Copy out each line of the listing that has the word "values" in it.

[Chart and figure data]
________________

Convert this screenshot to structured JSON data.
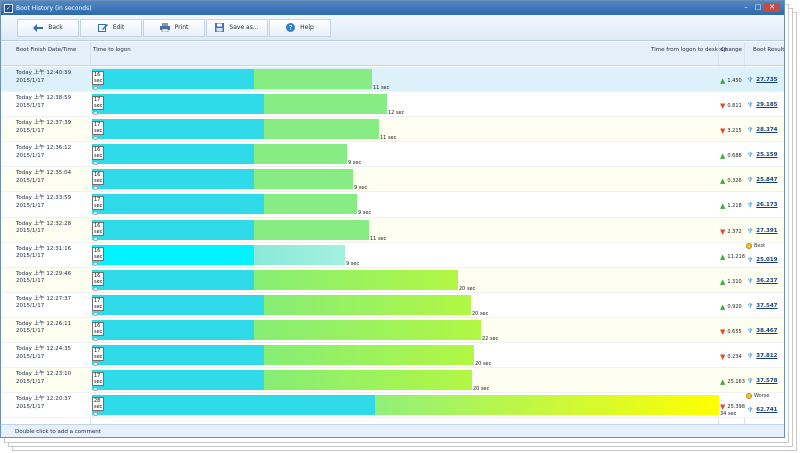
{
  "window": {
    "title": "Boot History (in seconds)",
    "controls": [
      "–",
      "□",
      "✕"
    ]
  },
  "toolbar": [
    {
      "id": "back",
      "label": "Back",
      "icon": "back-arrow-icon"
    },
    {
      "id": "edit",
      "label": "Edit",
      "icon": "edit-icon"
    },
    {
      "id": "print",
      "label": "Print",
      "icon": "printer-icon"
    },
    {
      "id": "saveas",
      "label": "Save as...",
      "icon": "save-icon"
    },
    {
      "id": "help",
      "label": "Help",
      "icon": "help-icon"
    }
  ],
  "headers": {
    "date": "Boot Finish Date/Time",
    "logon": "Time to logon",
    "desktop": "Time from logon to desktop",
    "change": "Change",
    "result": "Boot Result"
  },
  "scale_max_sec": 34,
  "rows": [
    {
      "time": "Today 上午 12:40:39",
      "date": "2015/1/17",
      "logon_label": "16 sec",
      "logon_sec": 16,
      "total_label": "11 sec",
      "total_sec": 27.7,
      "change_dir": "up",
      "change": "1.450",
      "result": "27.735",
      "badge": "",
      "selected": true
    },
    {
      "time": "Today 上午 12:38:59",
      "date": "2015/1/17",
      "logon_label": "17 sec",
      "logon_sec": 17,
      "total_label": "12 sec",
      "total_sec": 29.2,
      "change_dir": "down",
      "change": "0.811",
      "result": "29.185",
      "badge": ""
    },
    {
      "time": "Today 上午 12:37:39",
      "date": "2015/1/17",
      "logon_label": "17 sec",
      "logon_sec": 17,
      "total_label": "11 sec",
      "total_sec": 28.4,
      "change_dir": "down",
      "change": "3.215",
      "result": "28.374",
      "badge": ""
    },
    {
      "time": "Today 上午 12:36:12",
      "date": "2015/1/17",
      "logon_label": "16 sec",
      "logon_sec": 16,
      "total_label": "9 sec",
      "total_sec": 25.2,
      "change_dir": "up",
      "change": "0.688",
      "result": "25.159",
      "badge": ""
    },
    {
      "time": "Today 上午 12:35:04",
      "date": "2015/1/17",
      "logon_label": "16 sec",
      "logon_sec": 16,
      "total_label": "9 sec",
      "total_sec": 25.8,
      "change_dir": "up",
      "change": "0.326",
      "result": "25.847",
      "badge": ""
    },
    {
      "time": "Today 上午 12:33:59",
      "date": "2015/1/17",
      "logon_label": "17 sec",
      "logon_sec": 17,
      "total_label": "9 sec",
      "total_sec": 26.2,
      "change_dir": "up",
      "change": "1.218",
      "result": "26.173",
      "badge": ""
    },
    {
      "time": "Today 上午 12:32:28",
      "date": "2015/1/17",
      "logon_label": "16 sec",
      "logon_sec": 16,
      "total_label": "11 sec",
      "total_sec": 27.4,
      "change_dir": "down",
      "change": "2.372",
      "result": "27.391",
      "badge": ""
    },
    {
      "time": "Today 上午 12:31:16",
      "date": "2015/1/17",
      "logon_label": "16 sec",
      "logon_sec": 16,
      "total_label": "9 sec",
      "total_sec": 25.0,
      "change_dir": "up",
      "change": "11.218",
      "result": "25.019",
      "badge": "Best",
      "best": true
    },
    {
      "time": "Today 上午 12:29:46",
      "date": "2015/1/17",
      "logon_label": "16 sec",
      "logon_sec": 16,
      "total_label": "20 sec",
      "total_sec": 36.2,
      "change_dir": "up",
      "change": "1.310",
      "result": "36.237",
      "badge": ""
    },
    {
      "time": "Today 上午 12:27:37",
      "date": "2015/1/17",
      "logon_label": "17 sec",
      "logon_sec": 17,
      "total_label": "20 sec",
      "total_sec": 37.5,
      "change_dir": "up",
      "change": "0.920",
      "result": "37.547",
      "badge": ""
    },
    {
      "time": "Today 上午 12:26:11",
      "date": "2015/1/17",
      "logon_label": "16 sec",
      "logon_sec": 16,
      "total_label": "22 sec",
      "total_sec": 38.5,
      "change_dir": "down",
      "change": "0.655",
      "result": "38.467",
      "badge": ""
    },
    {
      "time": "Today 上午 12:24:35",
      "date": "2015/1/17",
      "logon_label": "17 sec",
      "logon_sec": 17,
      "total_label": "20 sec",
      "total_sec": 37.8,
      "change_dir": "down",
      "change": "0.234",
      "result": "37.812",
      "badge": ""
    },
    {
      "time": "Today 上午 12:23:10",
      "date": "2015/1/17",
      "logon_label": "17 sec",
      "logon_sec": 17,
      "total_label": "20 sec",
      "total_sec": 37.6,
      "change_dir": "up",
      "change": "25.163",
      "result": "37.578",
      "badge": ""
    },
    {
      "time": "Today 上午 12:20:37",
      "date": "2015/1/17",
      "logon_label": "28 sec",
      "logon_sec": 28,
      "total_label": "34 sec",
      "total_sec": 62.7,
      "change_dir": "down",
      "change": "25.398",
      "result": "62.741",
      "badge": "Worse"
    }
  ],
  "status": "Double click to add a comment"
}
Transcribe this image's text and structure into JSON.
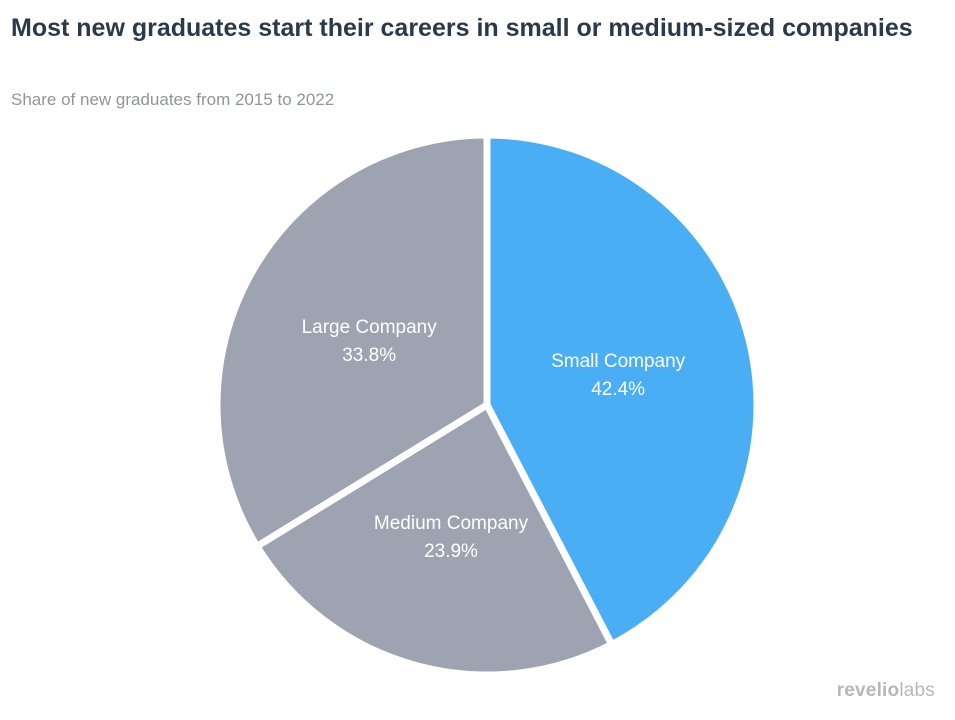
{
  "chart_data": {
    "type": "pie",
    "title": "Most new graduates start their careers in small or medium-sized companies",
    "subtitle": "Share of new graduates from 2015 to 2022",
    "slices": [
      {
        "name": "Small Company",
        "value": 42.4,
        "label": "42.4%",
        "color": "#4aaef4"
      },
      {
        "name": "Medium Company",
        "value": 23.9,
        "label": "23.9%",
        "color": "#9ea3b1"
      },
      {
        "name": "Large Company",
        "value": 33.8,
        "label": "33.8%",
        "color": "#9ea3b1"
      }
    ],
    "start_angle": "top",
    "direction": "clockwise",
    "separator_color": "#ffffff"
  },
  "brand": {
    "name": "revelio",
    "suffix": "labs"
  }
}
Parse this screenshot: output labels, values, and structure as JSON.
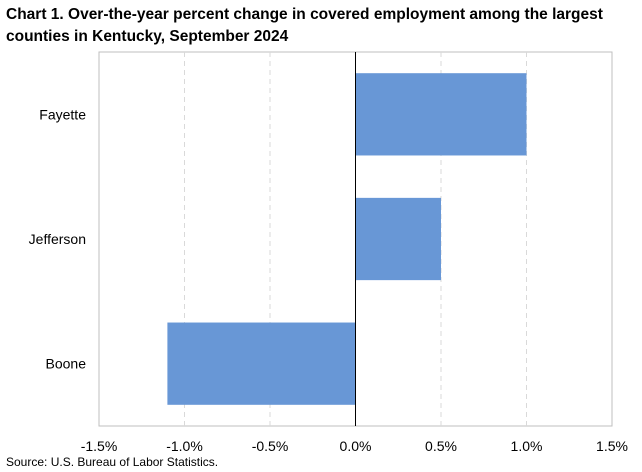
{
  "title": "Chart 1. Over-the-year percent change in covered employment among the largest counties in Kentucky, September 2024",
  "source": "Source: U.S. Bureau of Labor Statistics.",
  "colors": {
    "bar": "#6897d6",
    "frame": "#bfbfbf",
    "grid": "#d9d9d9",
    "zero_axis": "#000000"
  },
  "chart_data": {
    "type": "bar",
    "orientation": "horizontal",
    "categories": [
      "Fayette",
      "Jefferson",
      "Boone"
    ],
    "values": [
      1.0,
      0.5,
      -1.1
    ],
    "xlim": [
      -1.5,
      1.5
    ],
    "xticks": [
      -1.5,
      -1.0,
      -0.5,
      0.0,
      0.5,
      1.0,
      1.5
    ],
    "xtick_labels": [
      "-1.5%",
      "-1.0%",
      "-0.5%",
      "0.0%",
      "0.5%",
      "1.0%",
      "1.5%"
    ],
    "grid": "vertical dashed",
    "xlabel": "",
    "ylabel": ""
  }
}
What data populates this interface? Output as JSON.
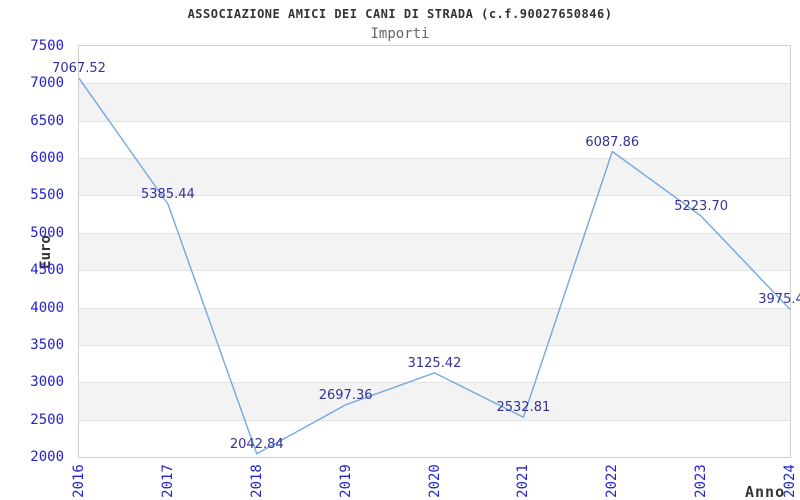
{
  "page": {
    "title": "ASSOCIAZIONE AMICI DEI CANI DI STRADA (c.f.90027650846)",
    "subtitle": "Importi"
  },
  "chart_data": {
    "type": "line",
    "title": "ASSOCIAZIONE AMICI DEI CANI DI STRADA (c.f.90027650846)",
    "subtitle": "Importi",
    "xlabel": "Anno",
    "ylabel": "Euro",
    "x": [
      "2016",
      "2017",
      "2018",
      "2019",
      "2020",
      "2021",
      "2022",
      "2023",
      "2024"
    ],
    "series": [
      {
        "name": "Importi",
        "values": [
          7067.52,
          5385.44,
          2042.84,
          2697.36,
          3125.42,
          2532.81,
          6087.86,
          5223.7,
          3975.4
        ]
      }
    ],
    "point_labels": [
      "7067.52",
      "5385.44",
      "2042.84",
      "2697.36",
      "3125.42",
      "2532.81",
      "6087.86",
      "5223.70",
      "3975.4"
    ],
    "ylim": [
      2000,
      7500
    ],
    "ytick_step": 500,
    "yticks": [
      2000,
      2500,
      3000,
      3500,
      4000,
      4500,
      5000,
      5500,
      6000,
      6500,
      7000,
      7500
    ],
    "grid": "horizontal alternating white/gray bands with thin gridlines at each 500 step",
    "legend": "none",
    "markers": "none"
  },
  "colors": {
    "line": "#74a9e0",
    "tick_label": "#2323cc",
    "point_label": "#32329b",
    "band_gray": "#f3f3f3",
    "gridline": "#e3e3e3",
    "plot_border": "#d0d0d0",
    "title": "#333333",
    "subtitle": "#666666",
    "axis_title": "#333333",
    "background": "#ffffff"
  }
}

________________

[Full response]
Parse this screenshot: output labels, values, and structure as JSON.
    "values": [
        "values": [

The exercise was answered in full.